- DESCRIPTION OF THE TASK:
From the entries that follow, extract each line holding the string "Оренбургской".

- PROVIDED DATA:

________________

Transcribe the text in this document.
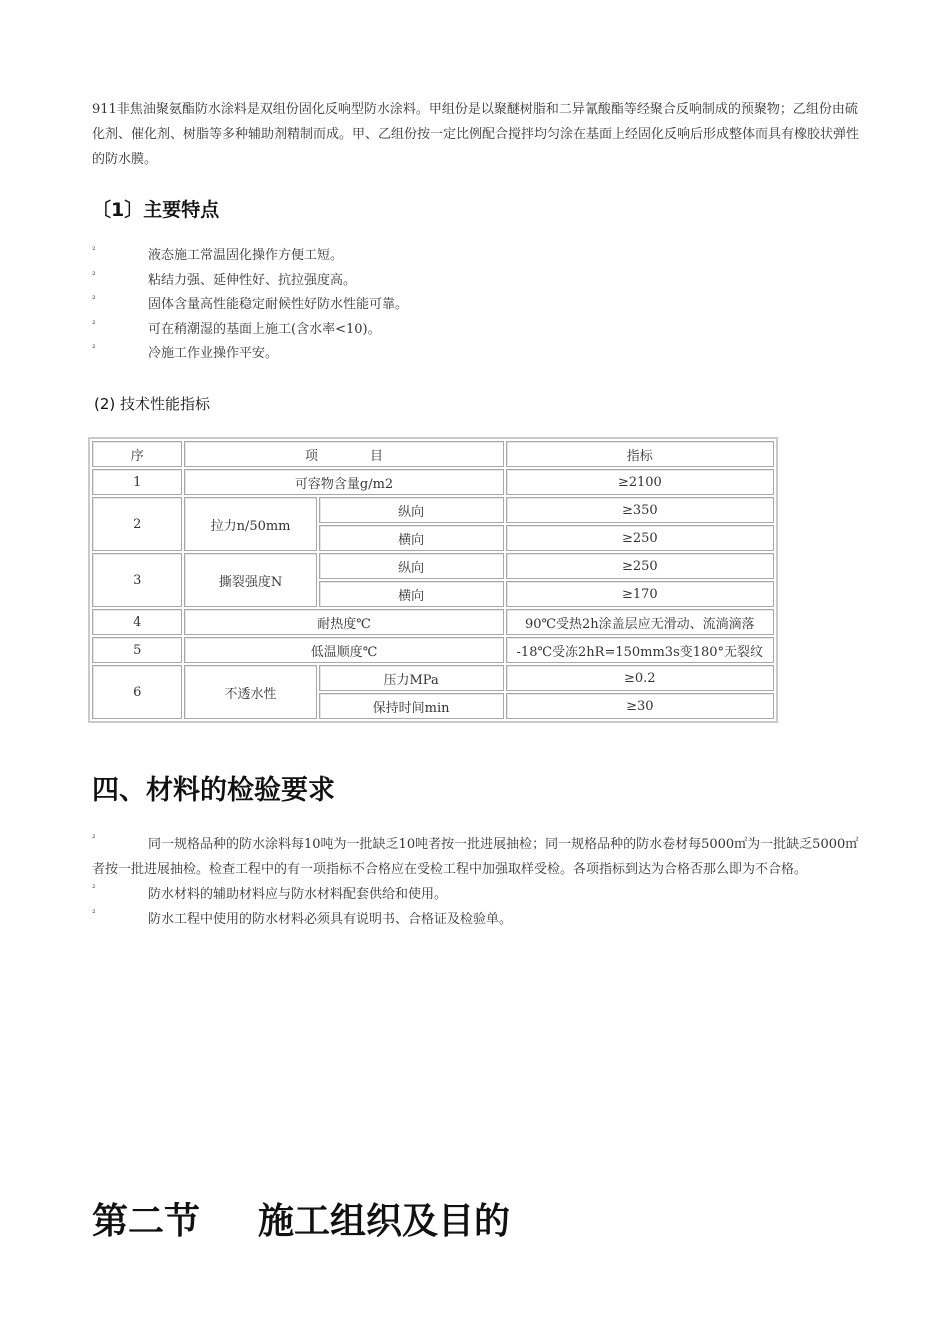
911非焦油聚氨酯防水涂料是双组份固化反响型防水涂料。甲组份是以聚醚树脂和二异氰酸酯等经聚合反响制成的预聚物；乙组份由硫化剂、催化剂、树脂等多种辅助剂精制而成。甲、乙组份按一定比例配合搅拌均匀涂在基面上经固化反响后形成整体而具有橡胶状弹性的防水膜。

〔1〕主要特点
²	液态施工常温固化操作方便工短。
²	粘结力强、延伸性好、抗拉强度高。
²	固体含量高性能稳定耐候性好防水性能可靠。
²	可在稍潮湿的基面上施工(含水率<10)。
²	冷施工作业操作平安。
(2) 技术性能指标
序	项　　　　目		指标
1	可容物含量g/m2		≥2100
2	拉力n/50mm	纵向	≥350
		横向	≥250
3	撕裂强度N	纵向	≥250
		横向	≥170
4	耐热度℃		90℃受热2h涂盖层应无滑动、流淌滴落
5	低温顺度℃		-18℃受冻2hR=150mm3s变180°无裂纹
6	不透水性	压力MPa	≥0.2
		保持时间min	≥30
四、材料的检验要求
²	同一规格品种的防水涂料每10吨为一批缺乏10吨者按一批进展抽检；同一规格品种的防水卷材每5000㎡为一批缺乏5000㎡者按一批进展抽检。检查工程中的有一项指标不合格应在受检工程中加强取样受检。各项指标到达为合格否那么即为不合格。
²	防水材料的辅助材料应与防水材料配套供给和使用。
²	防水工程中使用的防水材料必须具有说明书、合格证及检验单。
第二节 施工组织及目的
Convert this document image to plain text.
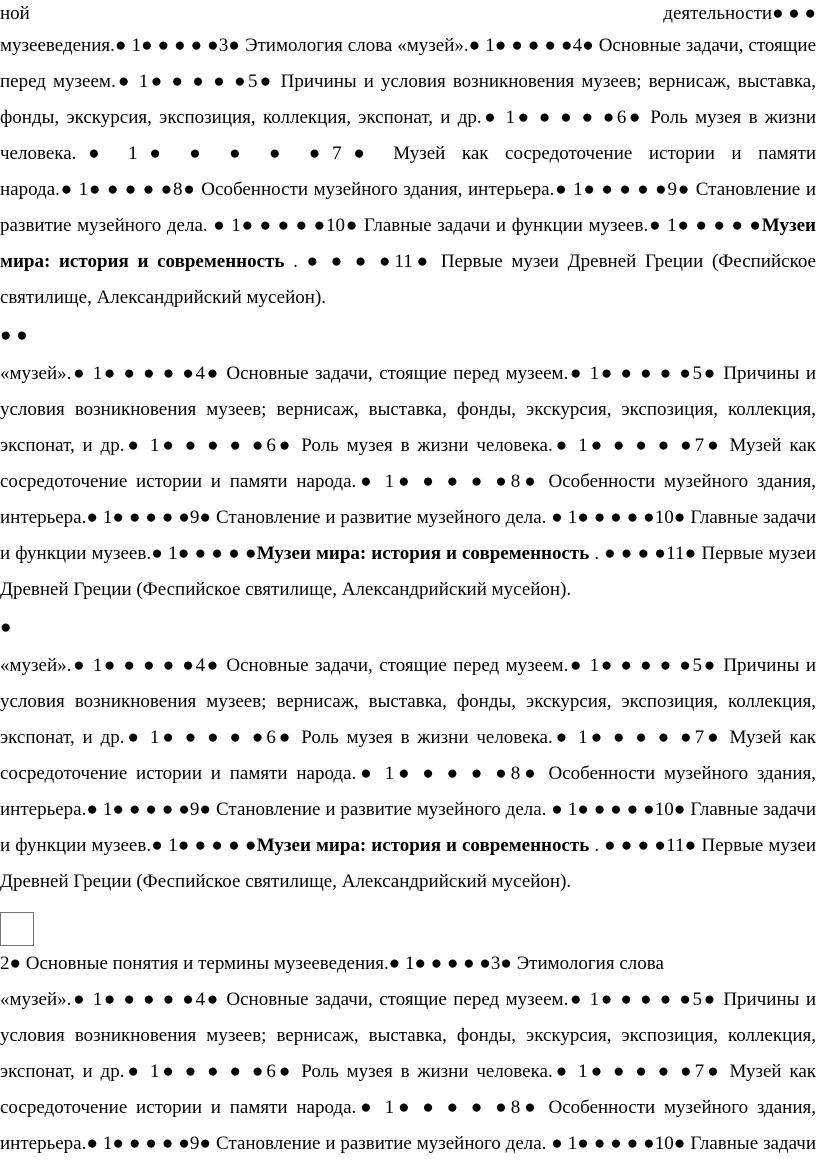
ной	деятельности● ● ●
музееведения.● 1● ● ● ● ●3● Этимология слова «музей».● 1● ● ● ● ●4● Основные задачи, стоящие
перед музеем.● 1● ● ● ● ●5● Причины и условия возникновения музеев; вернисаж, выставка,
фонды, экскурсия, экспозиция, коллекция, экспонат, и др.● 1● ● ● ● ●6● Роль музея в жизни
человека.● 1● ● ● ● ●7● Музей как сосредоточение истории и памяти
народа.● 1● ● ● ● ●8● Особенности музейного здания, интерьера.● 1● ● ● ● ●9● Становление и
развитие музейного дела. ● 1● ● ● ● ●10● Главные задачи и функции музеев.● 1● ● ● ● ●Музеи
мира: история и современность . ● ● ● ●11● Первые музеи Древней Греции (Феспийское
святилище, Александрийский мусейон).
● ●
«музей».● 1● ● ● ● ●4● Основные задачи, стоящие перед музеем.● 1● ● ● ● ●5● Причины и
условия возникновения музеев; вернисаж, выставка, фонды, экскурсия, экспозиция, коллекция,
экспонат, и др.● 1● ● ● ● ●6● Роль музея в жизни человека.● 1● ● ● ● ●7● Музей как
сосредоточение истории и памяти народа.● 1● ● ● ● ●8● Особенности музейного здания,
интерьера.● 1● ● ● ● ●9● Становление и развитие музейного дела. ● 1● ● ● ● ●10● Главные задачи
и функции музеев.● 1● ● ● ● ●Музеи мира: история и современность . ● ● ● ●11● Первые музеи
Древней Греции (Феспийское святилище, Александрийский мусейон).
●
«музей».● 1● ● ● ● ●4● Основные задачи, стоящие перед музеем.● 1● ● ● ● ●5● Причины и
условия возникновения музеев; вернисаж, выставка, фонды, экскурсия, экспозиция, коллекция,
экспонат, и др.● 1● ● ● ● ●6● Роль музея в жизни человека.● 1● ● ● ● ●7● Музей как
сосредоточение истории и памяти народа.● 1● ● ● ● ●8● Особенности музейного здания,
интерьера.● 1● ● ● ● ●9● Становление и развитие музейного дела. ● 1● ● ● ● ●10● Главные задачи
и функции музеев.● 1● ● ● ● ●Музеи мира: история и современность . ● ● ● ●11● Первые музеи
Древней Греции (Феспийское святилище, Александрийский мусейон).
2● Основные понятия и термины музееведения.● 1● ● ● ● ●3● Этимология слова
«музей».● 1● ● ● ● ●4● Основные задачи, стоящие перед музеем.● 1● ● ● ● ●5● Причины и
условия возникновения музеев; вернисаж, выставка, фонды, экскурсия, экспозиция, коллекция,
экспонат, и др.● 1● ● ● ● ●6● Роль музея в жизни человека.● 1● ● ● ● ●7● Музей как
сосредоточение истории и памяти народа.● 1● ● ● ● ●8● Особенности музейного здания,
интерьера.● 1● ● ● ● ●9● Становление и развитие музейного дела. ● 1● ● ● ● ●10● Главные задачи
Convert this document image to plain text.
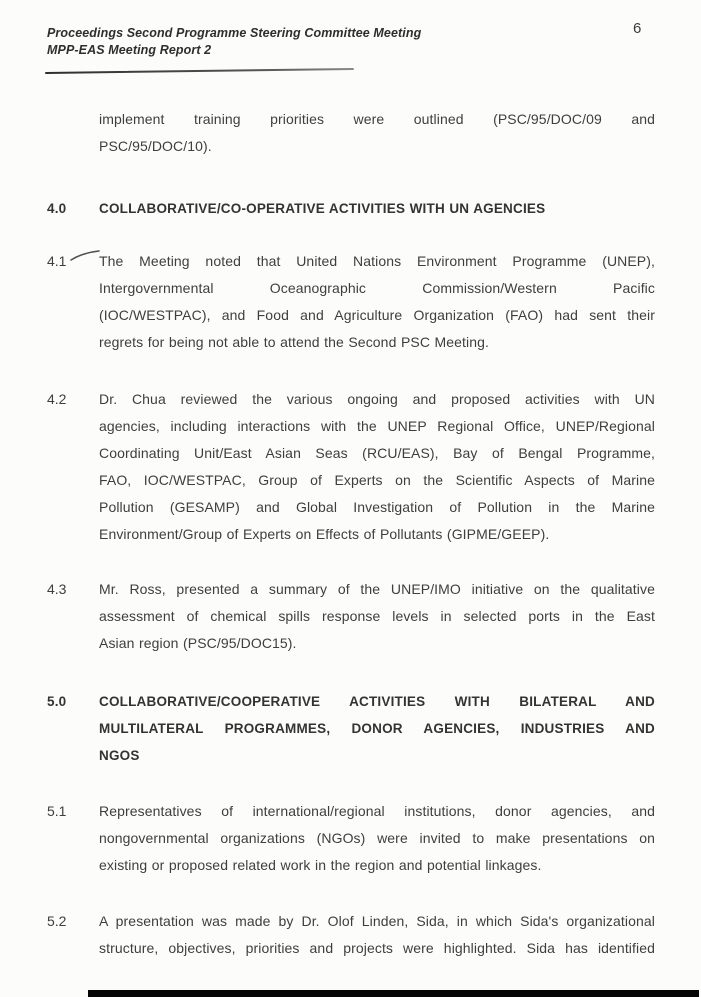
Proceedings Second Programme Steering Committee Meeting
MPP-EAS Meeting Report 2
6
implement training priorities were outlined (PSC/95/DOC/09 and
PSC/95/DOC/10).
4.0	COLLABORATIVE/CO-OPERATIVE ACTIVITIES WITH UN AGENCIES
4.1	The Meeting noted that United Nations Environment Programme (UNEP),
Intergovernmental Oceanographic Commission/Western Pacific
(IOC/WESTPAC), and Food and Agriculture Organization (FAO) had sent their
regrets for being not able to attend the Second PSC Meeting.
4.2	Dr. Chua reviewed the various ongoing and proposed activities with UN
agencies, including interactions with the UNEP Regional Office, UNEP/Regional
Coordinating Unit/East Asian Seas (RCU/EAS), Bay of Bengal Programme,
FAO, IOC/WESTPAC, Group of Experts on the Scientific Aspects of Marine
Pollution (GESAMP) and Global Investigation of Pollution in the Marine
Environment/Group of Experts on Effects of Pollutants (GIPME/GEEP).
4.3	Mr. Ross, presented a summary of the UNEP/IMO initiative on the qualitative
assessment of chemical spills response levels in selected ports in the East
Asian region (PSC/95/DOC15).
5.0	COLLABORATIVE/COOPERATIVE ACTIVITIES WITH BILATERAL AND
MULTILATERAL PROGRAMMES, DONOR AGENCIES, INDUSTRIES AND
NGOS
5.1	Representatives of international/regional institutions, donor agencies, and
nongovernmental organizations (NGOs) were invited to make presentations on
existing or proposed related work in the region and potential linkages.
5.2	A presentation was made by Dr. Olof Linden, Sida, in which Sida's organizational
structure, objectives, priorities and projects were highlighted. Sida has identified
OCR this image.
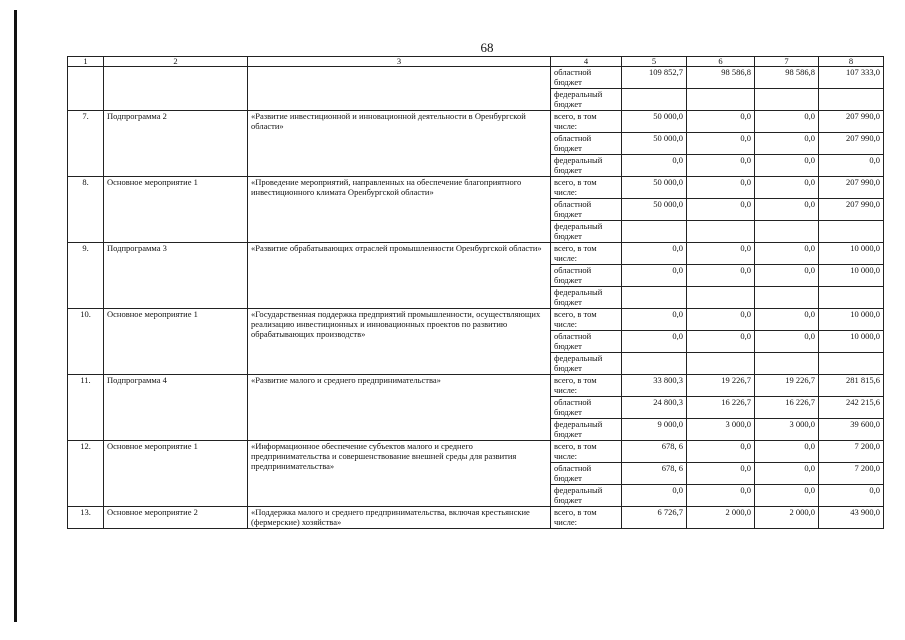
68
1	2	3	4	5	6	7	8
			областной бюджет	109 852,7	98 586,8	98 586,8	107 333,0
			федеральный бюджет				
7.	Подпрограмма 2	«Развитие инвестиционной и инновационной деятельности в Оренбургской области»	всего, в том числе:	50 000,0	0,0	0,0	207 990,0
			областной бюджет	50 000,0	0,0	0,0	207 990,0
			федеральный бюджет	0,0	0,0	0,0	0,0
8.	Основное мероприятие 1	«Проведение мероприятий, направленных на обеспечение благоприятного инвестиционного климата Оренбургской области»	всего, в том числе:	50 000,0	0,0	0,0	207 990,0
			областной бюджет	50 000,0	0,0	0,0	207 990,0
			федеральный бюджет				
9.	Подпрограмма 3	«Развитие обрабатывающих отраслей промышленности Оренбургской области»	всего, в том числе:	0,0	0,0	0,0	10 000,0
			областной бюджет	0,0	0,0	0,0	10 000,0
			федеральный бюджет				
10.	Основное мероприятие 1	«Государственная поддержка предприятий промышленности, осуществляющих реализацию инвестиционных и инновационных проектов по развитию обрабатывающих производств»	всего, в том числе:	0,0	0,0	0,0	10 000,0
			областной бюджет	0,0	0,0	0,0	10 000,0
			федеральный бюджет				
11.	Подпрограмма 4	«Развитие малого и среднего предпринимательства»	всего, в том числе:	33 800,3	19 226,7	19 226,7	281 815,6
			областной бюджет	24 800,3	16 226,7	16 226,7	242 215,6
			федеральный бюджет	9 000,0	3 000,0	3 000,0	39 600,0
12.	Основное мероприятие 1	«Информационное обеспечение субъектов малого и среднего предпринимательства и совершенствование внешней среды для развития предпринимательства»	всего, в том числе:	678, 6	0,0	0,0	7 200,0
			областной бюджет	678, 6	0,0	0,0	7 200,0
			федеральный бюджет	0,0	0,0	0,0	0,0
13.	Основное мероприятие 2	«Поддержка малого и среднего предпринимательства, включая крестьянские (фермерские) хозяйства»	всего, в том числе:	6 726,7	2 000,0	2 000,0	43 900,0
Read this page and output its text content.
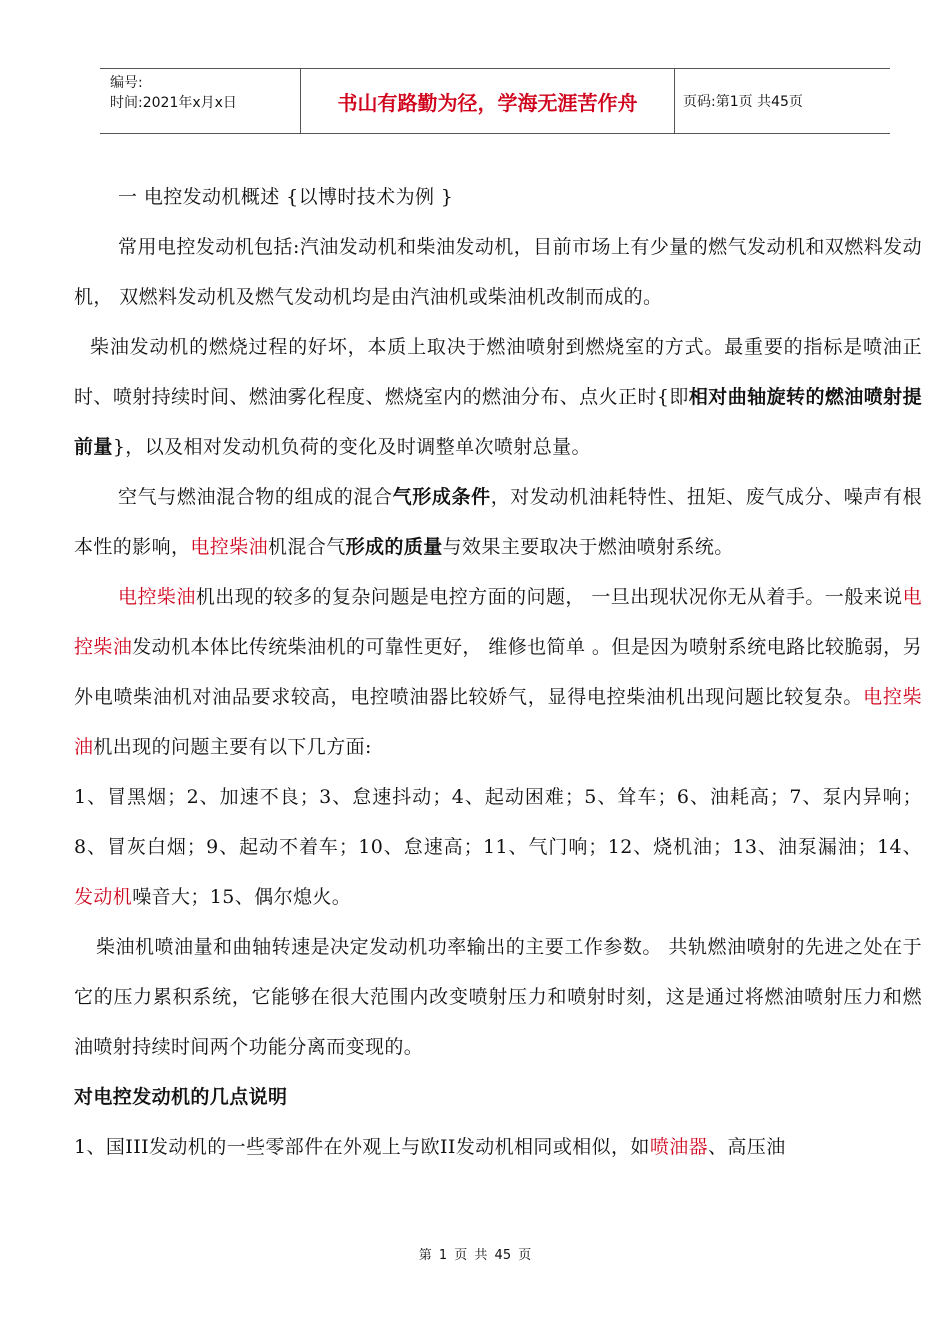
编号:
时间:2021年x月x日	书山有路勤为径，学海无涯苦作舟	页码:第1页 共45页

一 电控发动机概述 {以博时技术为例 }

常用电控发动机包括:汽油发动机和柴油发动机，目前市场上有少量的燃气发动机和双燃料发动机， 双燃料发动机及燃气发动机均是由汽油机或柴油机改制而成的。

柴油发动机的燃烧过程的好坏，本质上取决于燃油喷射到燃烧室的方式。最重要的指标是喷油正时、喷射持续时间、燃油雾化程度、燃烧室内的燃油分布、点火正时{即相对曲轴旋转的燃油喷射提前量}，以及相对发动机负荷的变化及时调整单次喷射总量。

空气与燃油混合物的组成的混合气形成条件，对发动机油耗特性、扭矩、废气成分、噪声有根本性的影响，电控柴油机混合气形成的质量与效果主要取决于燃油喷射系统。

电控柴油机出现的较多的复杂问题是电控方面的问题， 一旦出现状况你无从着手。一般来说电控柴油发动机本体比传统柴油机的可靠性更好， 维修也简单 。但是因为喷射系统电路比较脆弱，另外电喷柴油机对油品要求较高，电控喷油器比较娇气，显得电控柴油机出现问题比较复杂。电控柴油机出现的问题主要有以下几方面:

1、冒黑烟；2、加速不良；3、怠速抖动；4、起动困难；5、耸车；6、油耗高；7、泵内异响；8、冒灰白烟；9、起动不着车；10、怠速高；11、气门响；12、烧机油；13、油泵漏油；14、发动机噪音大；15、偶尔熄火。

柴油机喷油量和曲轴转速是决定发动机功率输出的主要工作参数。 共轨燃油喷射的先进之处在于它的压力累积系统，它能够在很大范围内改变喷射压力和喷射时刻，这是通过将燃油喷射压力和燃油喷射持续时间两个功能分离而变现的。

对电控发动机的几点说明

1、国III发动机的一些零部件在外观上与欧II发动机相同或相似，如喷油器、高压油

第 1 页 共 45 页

________________

- COMPLETE ANSWER:
7.	Подпрограмма 2	«Развитие инвестиционной и инновационной деятельности в Оренбургской области»	всего, в том числе:	50 000,0	0,0	0,0	207 990,0
8.	Основное мероприятие 1	«Проведение мероприятий, направленных на обеспечение благоприятного инвестиционного климата Оренбургской области»	всего, в том числе:	50 000,0	0,0	0,0	207 990,0
9.	Подпрограмма 3	«Развитие обрабатывающих отраслей промышленности Оренбургской области»	всего, в том числе:	0,0	0,0	0,0	10 000,0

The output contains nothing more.